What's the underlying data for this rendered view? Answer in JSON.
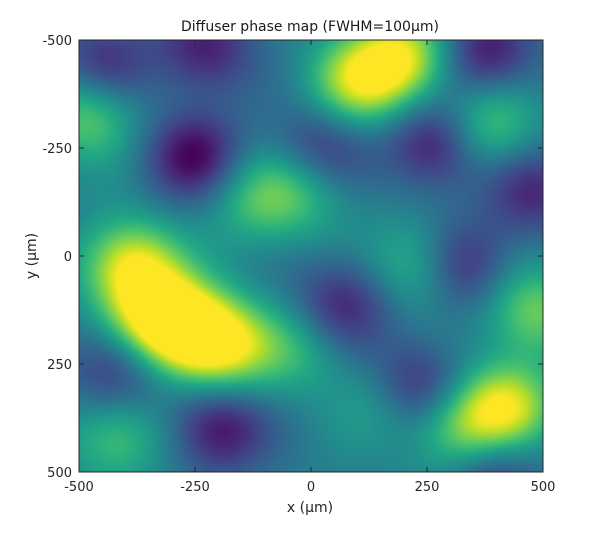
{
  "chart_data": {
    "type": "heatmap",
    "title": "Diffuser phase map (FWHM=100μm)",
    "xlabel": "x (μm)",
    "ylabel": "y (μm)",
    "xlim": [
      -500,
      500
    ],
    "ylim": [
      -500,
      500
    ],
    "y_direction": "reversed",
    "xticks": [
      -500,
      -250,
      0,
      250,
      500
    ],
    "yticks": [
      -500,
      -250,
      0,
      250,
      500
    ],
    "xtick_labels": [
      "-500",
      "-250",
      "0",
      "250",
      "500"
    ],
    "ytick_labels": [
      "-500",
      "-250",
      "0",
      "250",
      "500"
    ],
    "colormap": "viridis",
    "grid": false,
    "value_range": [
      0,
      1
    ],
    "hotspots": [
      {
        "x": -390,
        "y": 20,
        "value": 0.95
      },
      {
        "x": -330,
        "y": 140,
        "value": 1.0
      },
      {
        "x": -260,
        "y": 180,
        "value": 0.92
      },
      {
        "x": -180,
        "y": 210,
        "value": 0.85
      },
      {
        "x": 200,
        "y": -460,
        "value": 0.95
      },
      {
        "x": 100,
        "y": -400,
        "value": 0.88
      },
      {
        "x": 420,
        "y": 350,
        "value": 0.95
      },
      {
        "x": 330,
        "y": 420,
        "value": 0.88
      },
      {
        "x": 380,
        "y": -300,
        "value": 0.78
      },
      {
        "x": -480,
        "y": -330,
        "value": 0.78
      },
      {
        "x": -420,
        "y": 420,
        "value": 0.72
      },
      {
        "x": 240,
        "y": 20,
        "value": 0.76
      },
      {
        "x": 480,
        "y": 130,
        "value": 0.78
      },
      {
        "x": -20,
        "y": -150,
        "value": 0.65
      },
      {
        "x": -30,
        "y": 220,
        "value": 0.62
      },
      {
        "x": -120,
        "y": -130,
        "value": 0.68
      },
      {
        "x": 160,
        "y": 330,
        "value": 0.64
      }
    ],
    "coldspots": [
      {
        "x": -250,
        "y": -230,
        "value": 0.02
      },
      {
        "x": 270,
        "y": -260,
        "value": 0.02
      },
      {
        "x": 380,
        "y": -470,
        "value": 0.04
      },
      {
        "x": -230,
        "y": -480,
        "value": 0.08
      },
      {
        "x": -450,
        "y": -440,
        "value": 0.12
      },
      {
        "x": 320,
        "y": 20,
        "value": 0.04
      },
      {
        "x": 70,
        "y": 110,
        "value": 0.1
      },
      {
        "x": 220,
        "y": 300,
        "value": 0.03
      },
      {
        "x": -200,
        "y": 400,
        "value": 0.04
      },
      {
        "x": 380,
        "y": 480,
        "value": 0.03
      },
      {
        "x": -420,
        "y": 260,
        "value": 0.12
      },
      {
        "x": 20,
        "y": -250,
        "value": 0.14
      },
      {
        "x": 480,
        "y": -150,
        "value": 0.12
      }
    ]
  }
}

**INSTRUCTIONS TO FOLLOW**
Repeat the data exactly, without the pictures.

**ANSWER BELOW**
What's the underlying data for this rendered view? Answer in JSON.
{
  "chart_data": {
    "type": "heatmap",
    "title": "Diffuser phase map (FWHM=100μm)",
    "xlabel": "x (μm)",
    "ylabel": "y (μm)",
    "xlim": [
      -500,
      500
    ],
    "ylim": [
      -500,
      500
    ],
    "y_direction": "reversed",
    "xticks": [
      -500,
      -250,
      0,
      250,
      500
    ],
    "yticks": [
      -500,
      -250,
      0,
      250,
      500
    ],
    "xtick_labels": [
      "-500",
      "-250",
      "0",
      "250",
      "500"
    ],
    "ytick_labels": [
      "-500",
      "-250",
      "0",
      "250",
      "500"
    ],
    "colormap": "viridis",
    "grid": false,
    "value_range": [
      0,
      1
    ],
    "hotspots": [
      {
        "x": -390,
        "y": 20,
        "value": 0.95
      },
      {
        "x": -330,
        "y": 140,
        "value": 1.0
      },
      {
        "x": -260,
        "y": 180,
        "value": 0.92
      },
      {
        "x": -180,
        "y": 210,
        "value": 0.85
      },
      {
        "x": 200,
        "y": -460,
        "value": 0.95
      },
      {
        "x": 100,
        "y": -400,
        "value": 0.88
      },
      {
        "x": 420,
        "y": 350,
        "value": 0.95
      },
      {
        "x": 330,
        "y": 420,
        "value": 0.88
      },
      {
        "x": 380,
        "y": -300,
        "value": 0.78
      },
      {
        "x": -480,
        "y": -330,
        "value": 0.78
      },
      {
        "x": -420,
        "y": 420,
        "value": 0.72
      },
      {
        "x": 240,
        "y": 20,
        "value": 0.76
      },
      {
        "x": 480,
        "y": 130,
        "value": 0.78
      },
      {
        "x": -20,
        "y": -150,
        "value": 0.65
      },
      {
        "x": -30,
        "y": 220,
        "value": 0.62
      },
      {
        "x": -120,
        "y": -130,
        "value": 0.68
      },
      {
        "x": 160,
        "y": 330,
        "value": 0.64
      }
    ],
    "coldspots": [
      {
        "x": -250,
        "y": -230,
        "value": 0.02
      },
      {
        "x": 270,
        "y": -260,
        "value": 0.02
      },
      {
        "x": 380,
        "y": -470,
        "value": 0.04
      },
      {
        "x": -230,
        "y": -480,
        "value": 0.08
      },
      {
        "x": -450,
        "y": -440,
        "value": 0.12
      },
      {
        "x": 320,
        "y": 20,
        "value": 0.04
      },
      {
        "x": 70,
        "y": 110,
        "value": 0.1
      },
      {
        "x": 220,
        "y": 300,
        "value": 0.03
      },
      {
        "x": -200,
        "y": 400,
        "value": 0.04
      },
      {
        "x": 380,
        "y": 480,
        "value": 0.03
      },
      {
        "x": -420,
        "y": 260,
        "value": 0.12
      },
      {
        "x": 20,
        "y": -250,
        "value": 0.14
      },
      {
        "x": 480,
        "y": -150,
        "value": 0.12
      }
    ]
  }
}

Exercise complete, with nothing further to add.